--- WHAT IS ASKED ---
Go through the lines below. Copy those with "Energy".

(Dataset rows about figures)
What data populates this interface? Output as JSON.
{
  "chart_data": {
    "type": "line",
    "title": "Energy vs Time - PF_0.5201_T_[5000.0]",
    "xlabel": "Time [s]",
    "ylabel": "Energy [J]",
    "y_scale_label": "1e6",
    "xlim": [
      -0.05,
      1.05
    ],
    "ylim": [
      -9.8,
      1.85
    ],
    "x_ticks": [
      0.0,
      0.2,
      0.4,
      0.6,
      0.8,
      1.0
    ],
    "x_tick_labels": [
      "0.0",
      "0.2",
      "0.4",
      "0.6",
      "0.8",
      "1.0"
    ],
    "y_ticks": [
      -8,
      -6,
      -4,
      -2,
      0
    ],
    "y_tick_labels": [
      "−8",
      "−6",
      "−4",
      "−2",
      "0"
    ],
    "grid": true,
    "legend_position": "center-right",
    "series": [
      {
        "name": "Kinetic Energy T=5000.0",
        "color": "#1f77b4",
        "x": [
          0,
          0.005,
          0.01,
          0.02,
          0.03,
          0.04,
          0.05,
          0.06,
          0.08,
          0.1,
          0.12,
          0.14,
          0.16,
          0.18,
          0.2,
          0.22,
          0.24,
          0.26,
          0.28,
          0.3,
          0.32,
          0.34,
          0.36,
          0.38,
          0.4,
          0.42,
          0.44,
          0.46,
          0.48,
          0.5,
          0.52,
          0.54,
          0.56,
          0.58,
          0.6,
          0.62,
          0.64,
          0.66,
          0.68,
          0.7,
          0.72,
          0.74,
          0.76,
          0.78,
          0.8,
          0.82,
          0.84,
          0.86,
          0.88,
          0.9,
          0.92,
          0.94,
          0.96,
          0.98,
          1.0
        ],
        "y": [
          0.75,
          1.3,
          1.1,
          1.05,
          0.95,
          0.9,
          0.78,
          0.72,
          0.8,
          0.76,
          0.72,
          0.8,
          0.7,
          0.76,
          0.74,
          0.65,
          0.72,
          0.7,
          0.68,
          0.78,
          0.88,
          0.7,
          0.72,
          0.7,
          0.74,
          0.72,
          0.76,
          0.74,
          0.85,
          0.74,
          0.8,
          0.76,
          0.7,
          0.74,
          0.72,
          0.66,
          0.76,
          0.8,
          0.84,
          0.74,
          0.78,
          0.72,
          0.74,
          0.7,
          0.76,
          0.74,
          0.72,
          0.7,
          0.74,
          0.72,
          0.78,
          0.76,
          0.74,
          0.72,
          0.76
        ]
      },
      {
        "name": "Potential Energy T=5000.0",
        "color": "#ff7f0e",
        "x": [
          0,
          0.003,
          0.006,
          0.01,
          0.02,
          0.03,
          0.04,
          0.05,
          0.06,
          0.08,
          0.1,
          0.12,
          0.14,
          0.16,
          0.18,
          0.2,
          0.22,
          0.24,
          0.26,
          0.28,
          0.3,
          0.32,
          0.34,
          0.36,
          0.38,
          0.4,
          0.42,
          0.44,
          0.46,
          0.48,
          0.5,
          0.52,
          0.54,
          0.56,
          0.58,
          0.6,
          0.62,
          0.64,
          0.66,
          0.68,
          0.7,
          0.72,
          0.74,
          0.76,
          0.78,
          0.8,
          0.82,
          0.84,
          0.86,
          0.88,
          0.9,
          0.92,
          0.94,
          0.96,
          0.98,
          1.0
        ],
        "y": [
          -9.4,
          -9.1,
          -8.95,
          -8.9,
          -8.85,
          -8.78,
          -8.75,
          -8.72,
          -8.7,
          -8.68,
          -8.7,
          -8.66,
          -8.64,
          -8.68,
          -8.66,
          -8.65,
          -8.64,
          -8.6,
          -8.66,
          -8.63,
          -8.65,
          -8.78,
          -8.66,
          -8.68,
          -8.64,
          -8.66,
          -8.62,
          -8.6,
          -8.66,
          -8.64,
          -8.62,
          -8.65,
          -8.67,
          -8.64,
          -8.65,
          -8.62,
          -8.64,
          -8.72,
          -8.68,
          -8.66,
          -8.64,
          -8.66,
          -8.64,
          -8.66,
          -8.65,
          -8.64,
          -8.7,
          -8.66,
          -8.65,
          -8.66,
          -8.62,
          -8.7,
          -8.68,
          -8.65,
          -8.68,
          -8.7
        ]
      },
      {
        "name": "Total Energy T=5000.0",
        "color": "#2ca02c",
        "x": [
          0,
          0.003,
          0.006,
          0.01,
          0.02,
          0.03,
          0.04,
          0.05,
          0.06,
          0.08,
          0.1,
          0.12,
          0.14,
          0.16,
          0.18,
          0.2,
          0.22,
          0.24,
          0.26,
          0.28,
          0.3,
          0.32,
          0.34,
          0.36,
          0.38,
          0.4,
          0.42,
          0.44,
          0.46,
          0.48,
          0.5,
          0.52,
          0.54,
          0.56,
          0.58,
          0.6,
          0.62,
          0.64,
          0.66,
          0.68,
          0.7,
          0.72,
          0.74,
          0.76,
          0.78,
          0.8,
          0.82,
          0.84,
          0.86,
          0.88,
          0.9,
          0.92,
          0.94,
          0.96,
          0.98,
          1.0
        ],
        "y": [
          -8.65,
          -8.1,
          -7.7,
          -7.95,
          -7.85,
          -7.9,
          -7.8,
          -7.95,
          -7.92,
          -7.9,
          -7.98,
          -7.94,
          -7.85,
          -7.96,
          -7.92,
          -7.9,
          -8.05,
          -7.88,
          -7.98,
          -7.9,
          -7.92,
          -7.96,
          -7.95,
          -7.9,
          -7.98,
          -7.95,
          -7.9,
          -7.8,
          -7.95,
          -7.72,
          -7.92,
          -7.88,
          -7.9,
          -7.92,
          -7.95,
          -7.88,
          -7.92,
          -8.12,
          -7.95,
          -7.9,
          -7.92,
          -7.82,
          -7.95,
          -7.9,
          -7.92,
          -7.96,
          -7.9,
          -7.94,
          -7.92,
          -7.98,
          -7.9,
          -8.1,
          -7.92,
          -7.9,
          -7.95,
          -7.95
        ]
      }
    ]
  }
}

* * *

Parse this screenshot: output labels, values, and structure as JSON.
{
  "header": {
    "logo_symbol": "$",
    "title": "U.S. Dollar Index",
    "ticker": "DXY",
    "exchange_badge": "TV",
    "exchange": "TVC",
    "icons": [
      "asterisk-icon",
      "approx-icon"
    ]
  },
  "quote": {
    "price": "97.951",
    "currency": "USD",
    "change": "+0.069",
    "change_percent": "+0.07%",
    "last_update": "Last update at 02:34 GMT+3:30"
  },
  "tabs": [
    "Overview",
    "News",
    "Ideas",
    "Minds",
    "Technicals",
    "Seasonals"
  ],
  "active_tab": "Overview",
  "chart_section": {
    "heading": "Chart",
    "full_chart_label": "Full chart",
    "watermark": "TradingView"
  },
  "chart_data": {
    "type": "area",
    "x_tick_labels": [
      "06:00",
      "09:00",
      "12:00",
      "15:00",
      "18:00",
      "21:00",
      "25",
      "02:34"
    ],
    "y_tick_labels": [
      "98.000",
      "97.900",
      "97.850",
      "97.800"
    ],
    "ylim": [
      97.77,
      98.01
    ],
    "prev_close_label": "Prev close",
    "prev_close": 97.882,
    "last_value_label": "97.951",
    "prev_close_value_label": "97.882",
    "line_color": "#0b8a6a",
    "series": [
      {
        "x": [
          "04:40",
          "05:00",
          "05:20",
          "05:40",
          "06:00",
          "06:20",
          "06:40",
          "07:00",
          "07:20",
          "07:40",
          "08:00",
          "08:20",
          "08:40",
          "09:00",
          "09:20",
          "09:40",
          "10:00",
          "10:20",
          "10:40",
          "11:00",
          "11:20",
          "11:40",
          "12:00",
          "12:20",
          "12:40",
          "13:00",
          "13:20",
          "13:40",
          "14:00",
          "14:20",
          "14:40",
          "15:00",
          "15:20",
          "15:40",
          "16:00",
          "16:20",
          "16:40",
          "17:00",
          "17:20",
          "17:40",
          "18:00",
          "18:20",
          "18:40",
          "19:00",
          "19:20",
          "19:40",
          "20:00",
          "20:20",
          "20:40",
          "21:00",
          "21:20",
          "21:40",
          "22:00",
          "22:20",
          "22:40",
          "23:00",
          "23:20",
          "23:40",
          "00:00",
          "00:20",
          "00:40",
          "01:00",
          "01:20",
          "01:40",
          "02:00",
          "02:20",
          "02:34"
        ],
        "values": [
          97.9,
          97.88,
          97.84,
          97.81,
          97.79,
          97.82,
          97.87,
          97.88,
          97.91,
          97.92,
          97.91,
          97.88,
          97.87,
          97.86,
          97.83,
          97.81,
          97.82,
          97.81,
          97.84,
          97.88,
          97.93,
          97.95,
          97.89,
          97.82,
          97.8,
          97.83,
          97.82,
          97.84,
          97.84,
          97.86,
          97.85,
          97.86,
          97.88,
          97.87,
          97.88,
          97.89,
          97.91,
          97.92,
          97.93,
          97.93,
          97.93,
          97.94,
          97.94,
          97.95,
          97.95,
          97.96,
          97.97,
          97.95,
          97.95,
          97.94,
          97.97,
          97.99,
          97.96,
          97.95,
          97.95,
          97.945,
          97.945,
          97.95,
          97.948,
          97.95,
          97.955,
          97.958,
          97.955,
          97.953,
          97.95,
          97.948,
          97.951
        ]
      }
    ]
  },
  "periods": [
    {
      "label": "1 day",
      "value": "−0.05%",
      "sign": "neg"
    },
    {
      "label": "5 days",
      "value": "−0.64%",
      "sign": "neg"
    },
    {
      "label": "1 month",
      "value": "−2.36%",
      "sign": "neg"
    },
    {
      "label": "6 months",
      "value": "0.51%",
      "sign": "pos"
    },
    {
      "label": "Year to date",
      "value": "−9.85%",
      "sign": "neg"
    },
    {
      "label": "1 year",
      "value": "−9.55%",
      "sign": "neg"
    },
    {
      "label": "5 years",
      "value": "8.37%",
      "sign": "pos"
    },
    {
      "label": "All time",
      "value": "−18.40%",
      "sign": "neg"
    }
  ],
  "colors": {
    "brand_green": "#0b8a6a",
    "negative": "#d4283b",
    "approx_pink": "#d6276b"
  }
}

--- THE COMPLETED TASK ---
    "title": "Energy vs Time - PF_0.5201_T_[5000.0]",
    "ylabel": "Energy [J]",
        "name": "Kinetic Energy T=5000.0",
        "name": "Potential Energy T=5000.0",
        "name": "Total Energy T=5000.0",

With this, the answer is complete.